*** PROVIDED MATERIAL ***
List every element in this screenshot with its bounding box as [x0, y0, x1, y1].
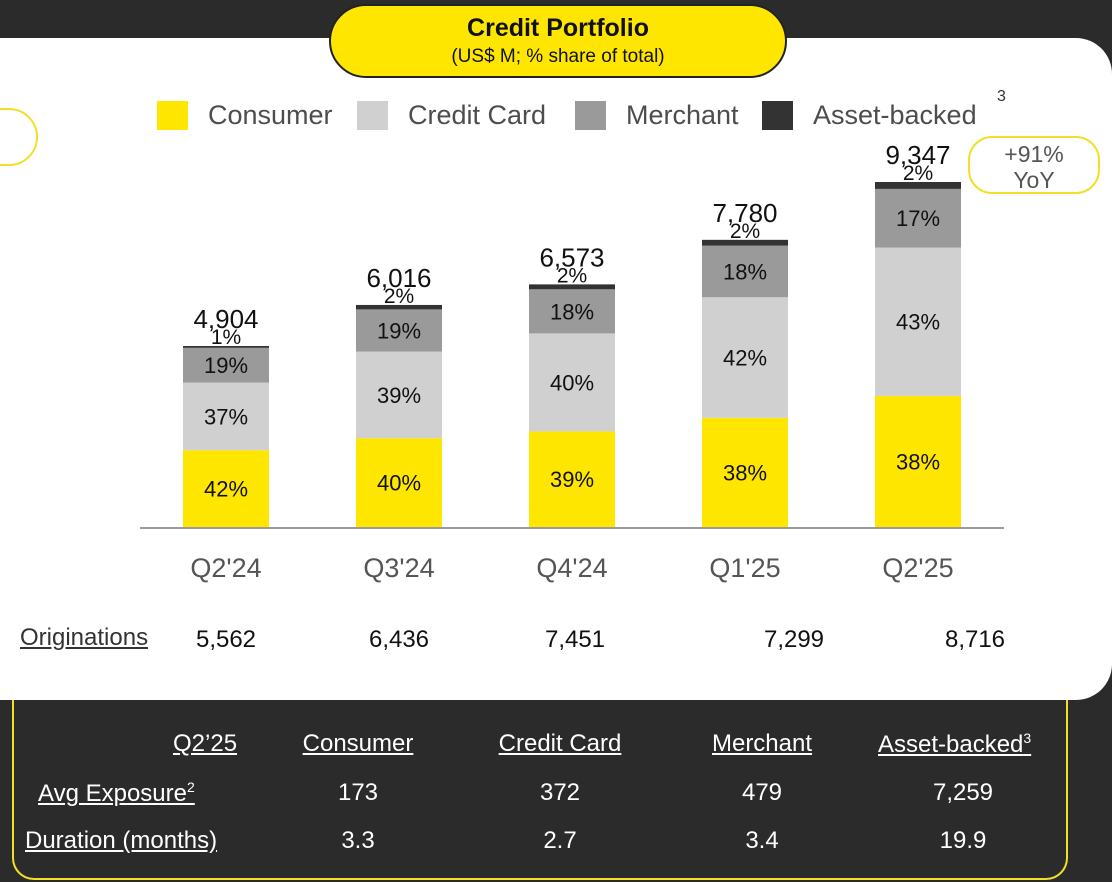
legend-superscript: 3 [997, 88, 1006, 105]
bar-segment-credit-card [183, 382, 269, 451]
segment-label: 39% [377, 383, 421, 408]
bar-segment-asset-backed [529, 284, 615, 290]
yoy-label: YoY [1013, 167, 1055, 193]
bar-total-label: 7,780 [712, 198, 777, 228]
x-tick-label: Q1'25 [709, 553, 780, 583]
bar-segment-merchant [702, 245, 788, 298]
x-tick-label: Q2'25 [882, 553, 953, 583]
segment-label: 42% [204, 477, 248, 502]
originations-value: 5,562 [195, 626, 257, 653]
table-row-label-avg-exposure: Avg Exposure2 [38, 779, 195, 808]
bar-segment-consumer [529, 431, 615, 527]
bar-total-label: 4,904 [193, 304, 258, 334]
segment-label: 37% [204, 404, 248, 429]
segment-label: 1% [211, 326, 241, 349]
table-column-label: Asset-backed [878, 731, 1024, 758]
table-cell: 2.7 [543, 827, 577, 854]
x-tick-label: Q3'24 [363, 553, 434, 583]
bar-segment-asset-backed [875, 182, 961, 189]
bar-segment-credit-card [529, 333, 615, 432]
originations-value: 8,716 [944, 626, 1006, 653]
bar-segment-asset-backed [356, 304, 442, 310]
originations-value: 7,299 [763, 626, 825, 653]
segment-label: 18% [723, 259, 767, 284]
legend-label: Consumer [208, 100, 333, 130]
segment-label: 2% [557, 264, 587, 287]
table-cell: 3.4 [745, 827, 779, 854]
table-cell: 3.3 [341, 827, 375, 854]
bar-segment-merchant [356, 309, 442, 352]
originations-value: 7,451 [544, 626, 606, 653]
segment-label: 17% [896, 206, 940, 231]
legend-swatch-asset-backed [762, 101, 793, 130]
row-label-superscript: 2 [186, 779, 195, 795]
segment-label: 38% [896, 449, 940, 474]
row-label: Avg Exposure [38, 780, 187, 807]
bar-total-label: 9,347 [885, 140, 950, 170]
segment-label: 40% [377, 471, 421, 496]
table-column-merchant: Merchant [711, 730, 813, 757]
legend-item-asset-backed: Asset-backed [762, 100, 977, 131]
bar-segment-credit-card [702, 297, 788, 418]
table-row-label-duration: Duration (months) [25, 827, 218, 854]
chart-title: Credit Portfolio [467, 14, 649, 42]
segment-label: 2% [384, 285, 414, 308]
bar-segment-merchant [183, 347, 269, 383]
legend-swatch-credit-card [357, 101, 388, 130]
bar-segment-credit-card [875, 247, 961, 396]
table-column-credit-card: Credit Card [498, 730, 622, 757]
table-cell: 19.9 [939, 827, 987, 854]
yoy-value: +91% [1004, 141, 1064, 167]
segment-label: 2% [730, 220, 760, 243]
x-tick-label: Q4'24 [536, 553, 607, 583]
table-cell: 372 [539, 779, 581, 806]
bar-segment-merchant [875, 188, 961, 248]
table-cell: 7,259 [932, 779, 994, 806]
bar-segment-consumer [356, 438, 442, 527]
segment-label: 19% [204, 353, 248, 378]
bar-total-label: 6,016 [366, 263, 431, 293]
exposure-table-frame [12, 700, 1068, 880]
bar-segment-merchant [529, 289, 615, 334]
bar-segment-asset-backed [702, 239, 788, 246]
legend-swatch-merchant [575, 101, 606, 130]
table-column-asset-backed: Asset-backed3 [878, 730, 1031, 759]
bar-segment-asset-backed [183, 345, 269, 348]
bar-segment-credit-card [356, 351, 442, 439]
legend-item-credit-card: Credit Card [357, 100, 546, 131]
bar-segment-consumer [702, 417, 788, 527]
legend-item-merchant: Merchant [575, 100, 739, 131]
table-cell: 479 [741, 779, 783, 806]
table-cell: 173 [337, 779, 379, 806]
legend-label: Asset-backed [813, 100, 977, 130]
legend-label: Credit Card [408, 100, 547, 130]
originations-value: 6,436 [368, 626, 430, 653]
segment-label: 43% [896, 310, 940, 335]
segment-label: 39% [550, 467, 594, 492]
originations-label[interactable]: Originations [20, 624, 149, 651]
segment-label: 42% [723, 346, 767, 371]
chart-subtitle: (US$ M; % share of total) [451, 46, 665, 67]
table-column-superscript: 3 [1023, 730, 1032, 746]
legend-swatch-consumer [157, 101, 188, 130]
legend-item-consumer: Consumer [157, 100, 333, 131]
segment-label: 38% [723, 460, 767, 485]
segment-label: 19% [377, 318, 421, 343]
table-column-consumer: Consumer [302, 730, 414, 757]
segment-label: 18% [550, 299, 594, 324]
x-tick-label: Q2'24 [190, 553, 261, 583]
stacked-bar-chart: 42%37%19%1%4,904Q2'2440%39%19%2%6,016Q3'… [140, 140, 1004, 583]
segment-label: 2% [903, 162, 933, 185]
bar-total-label: 6,573 [539, 242, 604, 272]
segment-label: 40% [550, 370, 594, 395]
bar-segment-consumer [183, 450, 269, 527]
legend-label: Merchant [626, 100, 739, 130]
yoy-badge: +91% YoY [968, 136, 1100, 194]
bar-segment-consumer [875, 395, 961, 527]
table-period-header: Q2’25 [173, 730, 238, 757]
title-pill: Credit Portfolio (US$ M; % share of tota… [329, 4, 787, 78]
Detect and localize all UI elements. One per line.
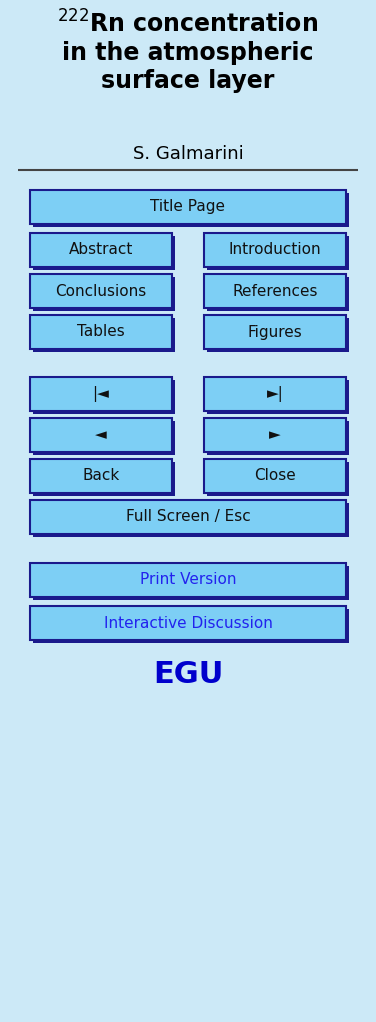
***
## GIVEN INSTRUCTION
Reproduce every line of the entries above verbatim, omitting the pictures.

## ANSWER BELOW
List every element in this screenshot with its bounding box as [x0, y0, x1, y1].
legend-superscript: 3 [997, 88, 1006, 105]
bar-segment-credit-card [183, 382, 269, 451]
segment-label: 39% [377, 383, 421, 408]
bar-segment-asset-backed [529, 284, 615, 290]
yoy-label: YoY [1013, 167, 1055, 193]
bar-total-label: 7,780 [712, 198, 777, 228]
x-tick-label: Q1'25 [709, 553, 780, 583]
bar-segment-merchant [702, 245, 788, 298]
x-tick-label: Q2'25 [882, 553, 953, 583]
segment-label: 42% [204, 477, 248, 502]
originations-value: 5,562 [195, 626, 257, 653]
table-row-label-avg-exposure: Avg Exposure2 [38, 779, 195, 808]
bar-segment-consumer [529, 431, 615, 527]
bar-total-label: 4,904 [193, 304, 258, 334]
segment-label: 37% [204, 404, 248, 429]
segment-label: 1% [211, 326, 241, 349]
table-column-label: Asset-backed [878, 731, 1024, 758]
table-cell: 2.7 [543, 827, 577, 854]
x-tick-label: Q3'24 [363, 553, 434, 583]
bar-segment-asset-backed [875, 182, 961, 189]
bar-segment-credit-card [529, 333, 615, 432]
originations-value: 8,716 [944, 626, 1006, 653]
bar-segment-asset-backed [356, 304, 442, 310]
originations-value: 7,299 [763, 626, 825, 653]
segment-label: 18% [723, 259, 767, 284]
legend-label: Consumer [208, 100, 333, 130]
segment-label: 2% [557, 264, 587, 287]
table-cell: 3.4 [745, 827, 779, 854]
table-cell: 3.3 [341, 827, 375, 854]
bar-segment-merchant [356, 309, 442, 352]
originations-value: 7,451 [544, 626, 606, 653]
segment-label: 17% [896, 206, 940, 231]
legend-swatch-asset-backed [762, 101, 793, 130]
row-label-superscript: 2 [186, 779, 195, 795]
segment-label: 38% [896, 449, 940, 474]
row-label: Avg Exposure [38, 780, 187, 807]
bar-total-label: 9,347 [885, 140, 950, 170]
segment-label: 40% [377, 471, 421, 496]
table-column-merchant: Merchant [711, 730, 813, 757]
legend-item-asset-backed: Asset-backed [762, 100, 977, 131]
bar-segment-credit-card [702, 297, 788, 418]
table-row-label-duration: Duration (months) [25, 827, 218, 854]
chart-title: Credit Portfolio [467, 14, 649, 42]
segment-label: 2% [384, 285, 414, 308]
bar-segment-merchant [183, 347, 269, 383]
legend-swatch-credit-card [357, 101, 388, 130]
bar-segment-credit-card [875, 247, 961, 396]
table-column-credit-card: Credit Card [498, 730, 622, 757]
table-cell: 19.9 [939, 827, 987, 854]
yoy-value: +91% [1004, 141, 1064, 167]
segment-label: 2% [730, 220, 760, 243]
x-tick-label: Q4'24 [536, 553, 607, 583]
table-cell: 372 [539, 779, 581, 806]
bar-segment-merchant [875, 188, 961, 248]
table-cell: 7,259 [932, 779, 994, 806]
bar-segment-consumer [356, 438, 442, 527]
segment-label: 19% [204, 353, 248, 378]
bar-total-label: 6,016 [366, 263, 431, 293]
exposure-table-frame [12, 700, 1068, 880]
bar-segment-merchant [529, 289, 615, 334]
bar-segment-asset-backed [702, 239, 788, 246]
legend-swatch-merchant [575, 101, 606, 130]
table-column-asset-backed: Asset-backed3 [878, 730, 1031, 759]
bar-segment-asset-backed [183, 345, 269, 348]
bar-segment-credit-card [356, 351, 442, 439]
legend-item-credit-card: Credit Card [357, 100, 546, 131]
bar-segment-consumer [702, 417, 788, 527]
legend-item-merchant: Merchant [575, 100, 739, 131]
table-cell: 479 [741, 779, 783, 806]
table-cell: 173 [337, 779, 379, 806]
legend-label: Asset-backed [813, 100, 977, 130]
legend-label: Credit Card [408, 100, 547, 130]
originations-value: 6,436 [368, 626, 430, 653]
segment-label: 43% [896, 310, 940, 335]
segment-label: 39% [550, 467, 594, 492]
originations-label[interactable]: Originations [20, 624, 149, 651]
segment-label: 42% [723, 346, 767, 371]
chart-subtitle: (US$ M; % share of total) [451, 46, 665, 67]
table-column-superscript: 3 [1023, 730, 1032, 746]
legend-swatch-consumer [157, 101, 188, 130]
legend-item-consumer: Consumer [157, 100, 333, 131]
segment-label: 38% [723, 460, 767, 485]
segment-label: 19% [377, 318, 421, 343]
table-column-consumer: Consumer [302, 730, 414, 757]
segment-label: 18% [550, 299, 594, 324]
x-tick-label: Q2'24 [190, 553, 261, 583]
stacked-bar-chart: 42%37%19%1%4,904Q2'2440%39%19%2%6,016Q3'… [140, 140, 1004, 583]
segment-label: 2% [903, 162, 933, 185]
bar-total-label: 6,573 [539, 242, 604, 272]
segment-label: 40% [550, 370, 594, 395]
bar-segment-consumer [183, 450, 269, 527]
legend-label: Merchant [626, 100, 739, 130]
yoy-badge: +91% YoY [968, 136, 1100, 194]
bar-segment-consumer [875, 395, 961, 527]
table-period-header: Q2’25 [173, 730, 238, 757]
title-pill: Credit Portfolio (US$ M; % share of tota… [329, 4, 787, 78]
Detect and localize all UI elements. One per line.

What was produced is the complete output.